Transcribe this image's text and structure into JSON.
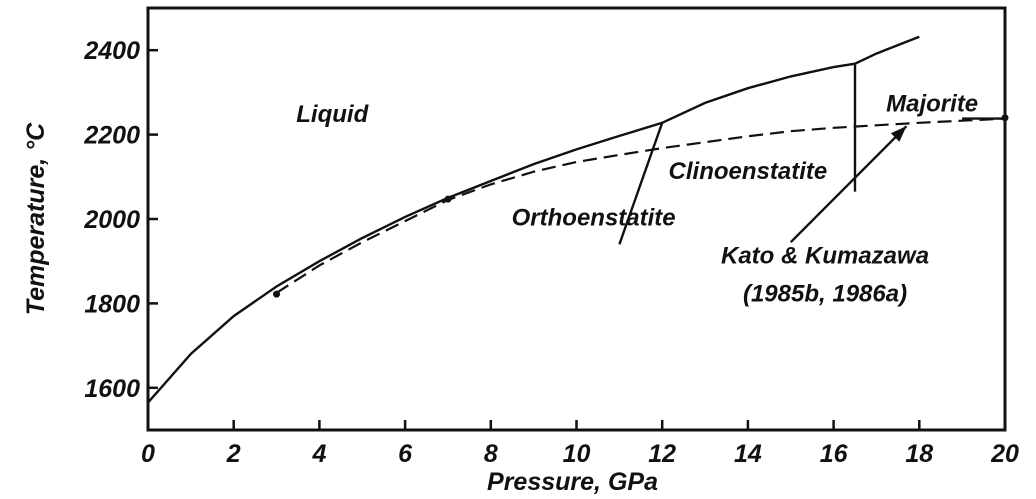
{
  "chart_data": {
    "type": "line",
    "xlabel": "Pressure, GPa",
    "ylabel": "Temperature, °C",
    "xlim": [
      0,
      20
    ],
    "ylim": [
      1500,
      2500
    ],
    "x_ticks": [
      0,
      2,
      4,
      6,
      8,
      10,
      12,
      14,
      16,
      18,
      20
    ],
    "x_tick_labels": [
      "0",
      "2",
      "4",
      "6",
      "8",
      "10",
      "12",
      "14",
      "16",
      "18",
      "20"
    ],
    "y_ticks": [
      1600,
      1800,
      2000,
      2200,
      2400
    ],
    "y_tick_labels": [
      "1600",
      "1800",
      "2000",
      "2200",
      "2400"
    ],
    "grid": false,
    "series": [
      {
        "style": "solid",
        "points": [
          [
            0,
            1565
          ],
          [
            1,
            1680
          ],
          [
            2,
            1770
          ],
          [
            3,
            1840
          ],
          [
            4,
            1900
          ],
          [
            5,
            1955
          ],
          [
            6,
            2005
          ],
          [
            7,
            2050
          ],
          [
            8,
            2090
          ],
          [
            9,
            2130
          ],
          [
            10,
            2165
          ],
          [
            11,
            2197
          ],
          [
            12,
            2228
          ],
          [
            13,
            2275
          ],
          [
            14,
            2310
          ],
          [
            15,
            2338
          ],
          [
            16,
            2360
          ],
          [
            16.5,
            2368
          ],
          [
            17,
            2392
          ],
          [
            17.5,
            2412
          ],
          [
            18,
            2432
          ]
        ]
      },
      {
        "style": "dashed",
        "points": [
          [
            3,
            1825
          ],
          [
            4,
            1890
          ],
          [
            5,
            1945
          ],
          [
            6,
            1995
          ],
          [
            7,
            2045
          ],
          [
            8,
            2082
          ],
          [
            9,
            2112
          ],
          [
            10,
            2135
          ],
          [
            11,
            2152
          ],
          [
            12,
            2168
          ],
          [
            13,
            2182
          ],
          [
            14,
            2196
          ],
          [
            15,
            2208
          ],
          [
            16,
            2216
          ],
          [
            17,
            2222
          ],
          [
            18,
            2228
          ],
          [
            19,
            2233
          ],
          [
            20,
            2238
          ]
        ]
      },
      {
        "style": "solid",
        "points": [
          [
            11,
            1940
          ],
          [
            12,
            2228
          ]
        ]
      },
      {
        "style": "solid",
        "points": [
          [
            16.5,
            2065
          ],
          [
            16.5,
            2368
          ]
        ]
      },
      {
        "style": "solid",
        "points": [
          [
            19,
            2238
          ],
          [
            20,
            2238
          ]
        ]
      }
    ],
    "markers": [
      [
        3,
        1822
      ],
      [
        7,
        2047
      ],
      [
        20,
        2240
      ]
    ],
    "annotations": [
      {
        "text": "Liquid",
        "x": 4.3,
        "y": 2230
      },
      {
        "text": "Orthoenstatite",
        "x": 10.4,
        "y": 1985
      },
      {
        "text": "Clinoenstatite",
        "x": 14.0,
        "y": 2095
      },
      {
        "text": "Majorite",
        "x": 18.3,
        "y": 2255
      },
      {
        "text": "Kato & Kumazawa",
        "x": 15.8,
        "y": 1895
      },
      {
        "text": "(1985b, 1986a)",
        "x": 15.8,
        "y": 1805
      }
    ],
    "arrow": {
      "from": [
        15.0,
        1945
      ],
      "to": [
        17.7,
        2220
      ]
    }
  }
}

▶ _What you need to do_:
Print every entry above again without changing a word, and omit the pictures.

▶ _Problem solution_:
Transcribe this image's text and structure into JSON.
{
  "chart_data": {
    "type": "line",
    "xlabel": "Pressure, GPa",
    "ylabel": "Temperature, °C",
    "xlim": [
      0,
      20
    ],
    "ylim": [
      1500,
      2500
    ],
    "x_ticks": [
      0,
      2,
      4,
      6,
      8,
      10,
      12,
      14,
      16,
      18,
      20
    ],
    "x_tick_labels": [
      "0",
      "2",
      "4",
      "6",
      "8",
      "10",
      "12",
      "14",
      "16",
      "18",
      "20"
    ],
    "y_ticks": [
      1600,
      1800,
      2000,
      2200,
      2400
    ],
    "y_tick_labels": [
      "1600",
      "1800",
      "2000",
      "2200",
      "2400"
    ],
    "grid": false,
    "series": [
      {
        "style": "solid",
        "points": [
          [
            0,
            1565
          ],
          [
            1,
            1680
          ],
          [
            2,
            1770
          ],
          [
            3,
            1840
          ],
          [
            4,
            1900
          ],
          [
            5,
            1955
          ],
          [
            6,
            2005
          ],
          [
            7,
            2050
          ],
          [
            8,
            2090
          ],
          [
            9,
            2130
          ],
          [
            10,
            2165
          ],
          [
            11,
            2197
          ],
          [
            12,
            2228
          ],
          [
            13,
            2275
          ],
          [
            14,
            2310
          ],
          [
            15,
            2338
          ],
          [
            16,
            2360
          ],
          [
            16.5,
            2368
          ],
          [
            17,
            2392
          ],
          [
            17.5,
            2412
          ],
          [
            18,
            2432
          ]
        ]
      },
      {
        "style": "dashed",
        "points": [
          [
            3,
            1825
          ],
          [
            4,
            1890
          ],
          [
            5,
            1945
          ],
          [
            6,
            1995
          ],
          [
            7,
            2045
          ],
          [
            8,
            2082
          ],
          [
            9,
            2112
          ],
          [
            10,
            2135
          ],
          [
            11,
            2152
          ],
          [
            12,
            2168
          ],
          [
            13,
            2182
          ],
          [
            14,
            2196
          ],
          [
            15,
            2208
          ],
          [
            16,
            2216
          ],
          [
            17,
            2222
          ],
          [
            18,
            2228
          ],
          [
            19,
            2233
          ],
          [
            20,
            2238
          ]
        ]
      },
      {
        "style": "solid",
        "points": [
          [
            11,
            1940
          ],
          [
            12,
            2228
          ]
        ]
      },
      {
        "style": "solid",
        "points": [
          [
            16.5,
            2065
          ],
          [
            16.5,
            2368
          ]
        ]
      },
      {
        "style": "solid",
        "points": [
          [
            19,
            2238
          ],
          [
            20,
            2238
          ]
        ]
      }
    ],
    "markers": [
      [
        3,
        1822
      ],
      [
        7,
        2047
      ],
      [
        20,
        2240
      ]
    ],
    "annotations": [
      {
        "text": "Liquid",
        "x": 4.3,
        "y": 2230
      },
      {
        "text": "Orthoenstatite",
        "x": 10.4,
        "y": 1985
      },
      {
        "text": "Clinoenstatite",
        "x": 14.0,
        "y": 2095
      },
      {
        "text": "Majorite",
        "x": 18.3,
        "y": 2255
      },
      {
        "text": "Kato & Kumazawa",
        "x": 15.8,
        "y": 1895
      },
      {
        "text": "(1985b, 1986a)",
        "x": 15.8,
        "y": 1805
      }
    ],
    "arrow": {
      "from": [
        15.0,
        1945
      ],
      "to": [
        17.7,
        2220
      ]
    }
  }
}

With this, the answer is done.